Given exercise -> Go through the data below. List every line that holds the word "Output".

***

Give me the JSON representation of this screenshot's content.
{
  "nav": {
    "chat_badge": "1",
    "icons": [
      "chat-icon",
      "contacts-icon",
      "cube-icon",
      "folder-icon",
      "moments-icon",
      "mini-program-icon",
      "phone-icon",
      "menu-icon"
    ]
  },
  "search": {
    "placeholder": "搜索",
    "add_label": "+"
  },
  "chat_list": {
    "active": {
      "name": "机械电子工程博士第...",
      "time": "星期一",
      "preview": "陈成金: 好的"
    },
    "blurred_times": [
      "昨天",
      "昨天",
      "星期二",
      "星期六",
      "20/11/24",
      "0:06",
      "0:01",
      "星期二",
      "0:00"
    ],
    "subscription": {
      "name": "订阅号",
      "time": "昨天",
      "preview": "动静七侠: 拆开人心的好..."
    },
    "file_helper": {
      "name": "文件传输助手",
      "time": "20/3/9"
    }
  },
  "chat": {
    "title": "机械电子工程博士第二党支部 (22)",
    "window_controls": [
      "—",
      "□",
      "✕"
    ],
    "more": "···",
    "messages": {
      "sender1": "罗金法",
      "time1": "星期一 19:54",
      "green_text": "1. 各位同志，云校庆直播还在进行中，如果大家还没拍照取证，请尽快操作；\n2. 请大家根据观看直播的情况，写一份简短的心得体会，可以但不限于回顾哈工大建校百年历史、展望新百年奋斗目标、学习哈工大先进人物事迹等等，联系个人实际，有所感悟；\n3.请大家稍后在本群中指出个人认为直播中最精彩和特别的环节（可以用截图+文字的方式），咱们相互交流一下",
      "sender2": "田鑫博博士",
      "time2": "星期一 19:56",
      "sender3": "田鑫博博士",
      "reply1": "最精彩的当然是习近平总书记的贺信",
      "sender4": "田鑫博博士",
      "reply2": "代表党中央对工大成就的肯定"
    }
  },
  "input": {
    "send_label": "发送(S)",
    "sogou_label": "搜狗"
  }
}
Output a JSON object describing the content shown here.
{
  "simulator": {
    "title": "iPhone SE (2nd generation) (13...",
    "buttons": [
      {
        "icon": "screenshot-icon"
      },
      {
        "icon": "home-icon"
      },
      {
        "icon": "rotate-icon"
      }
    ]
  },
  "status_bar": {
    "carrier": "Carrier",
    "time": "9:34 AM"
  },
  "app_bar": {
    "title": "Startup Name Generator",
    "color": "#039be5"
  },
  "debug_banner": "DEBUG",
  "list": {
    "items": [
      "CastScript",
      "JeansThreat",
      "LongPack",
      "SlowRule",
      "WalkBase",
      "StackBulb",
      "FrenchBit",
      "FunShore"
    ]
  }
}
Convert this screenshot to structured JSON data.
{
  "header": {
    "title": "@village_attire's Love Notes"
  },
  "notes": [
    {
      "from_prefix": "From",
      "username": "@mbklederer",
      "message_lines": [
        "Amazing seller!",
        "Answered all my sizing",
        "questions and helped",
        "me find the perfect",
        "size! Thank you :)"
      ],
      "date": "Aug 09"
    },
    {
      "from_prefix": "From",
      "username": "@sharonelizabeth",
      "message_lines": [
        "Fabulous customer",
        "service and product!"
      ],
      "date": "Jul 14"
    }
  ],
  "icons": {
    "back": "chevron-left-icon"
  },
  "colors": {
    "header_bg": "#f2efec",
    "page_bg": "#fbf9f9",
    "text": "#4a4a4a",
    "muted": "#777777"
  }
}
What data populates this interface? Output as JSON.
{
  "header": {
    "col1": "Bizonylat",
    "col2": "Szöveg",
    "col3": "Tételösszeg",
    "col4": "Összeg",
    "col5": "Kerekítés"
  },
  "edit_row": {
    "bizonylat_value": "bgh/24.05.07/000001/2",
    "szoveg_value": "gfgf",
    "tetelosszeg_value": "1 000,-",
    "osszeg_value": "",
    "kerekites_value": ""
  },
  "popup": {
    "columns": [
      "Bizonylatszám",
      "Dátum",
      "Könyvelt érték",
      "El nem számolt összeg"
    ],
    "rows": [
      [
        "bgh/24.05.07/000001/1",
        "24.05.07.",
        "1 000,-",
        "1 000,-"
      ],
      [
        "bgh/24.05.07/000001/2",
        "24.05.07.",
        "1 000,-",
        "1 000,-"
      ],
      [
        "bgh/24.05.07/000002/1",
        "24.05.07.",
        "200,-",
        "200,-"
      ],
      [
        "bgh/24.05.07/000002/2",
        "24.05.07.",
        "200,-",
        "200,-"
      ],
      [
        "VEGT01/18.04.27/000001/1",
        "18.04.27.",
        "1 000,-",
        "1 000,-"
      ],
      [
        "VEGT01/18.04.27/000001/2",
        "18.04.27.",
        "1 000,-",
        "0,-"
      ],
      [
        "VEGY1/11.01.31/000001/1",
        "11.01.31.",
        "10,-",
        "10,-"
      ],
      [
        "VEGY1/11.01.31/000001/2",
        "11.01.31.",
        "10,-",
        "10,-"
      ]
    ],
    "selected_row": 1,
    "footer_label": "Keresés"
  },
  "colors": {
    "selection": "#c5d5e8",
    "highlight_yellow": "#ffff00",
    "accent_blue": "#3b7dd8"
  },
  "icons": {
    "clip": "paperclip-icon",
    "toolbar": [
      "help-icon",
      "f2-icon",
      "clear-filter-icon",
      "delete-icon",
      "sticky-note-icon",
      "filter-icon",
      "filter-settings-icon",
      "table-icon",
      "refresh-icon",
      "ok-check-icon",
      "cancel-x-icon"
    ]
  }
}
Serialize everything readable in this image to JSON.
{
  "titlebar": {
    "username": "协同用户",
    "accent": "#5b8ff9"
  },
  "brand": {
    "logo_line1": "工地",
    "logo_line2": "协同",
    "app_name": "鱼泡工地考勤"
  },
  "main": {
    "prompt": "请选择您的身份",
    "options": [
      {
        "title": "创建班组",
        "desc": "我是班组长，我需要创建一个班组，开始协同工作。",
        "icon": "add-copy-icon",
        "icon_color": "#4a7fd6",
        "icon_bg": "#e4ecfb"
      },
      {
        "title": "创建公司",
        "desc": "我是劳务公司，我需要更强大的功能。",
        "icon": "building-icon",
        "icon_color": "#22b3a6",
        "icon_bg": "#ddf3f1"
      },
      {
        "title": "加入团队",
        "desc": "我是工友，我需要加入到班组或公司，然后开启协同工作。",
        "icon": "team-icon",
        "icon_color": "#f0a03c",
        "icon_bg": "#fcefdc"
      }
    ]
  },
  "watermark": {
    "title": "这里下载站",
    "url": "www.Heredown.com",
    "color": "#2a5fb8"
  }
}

***

Full response ->
Output a JSON object describing the content shown here.
What data populates this interface? Output as JSON.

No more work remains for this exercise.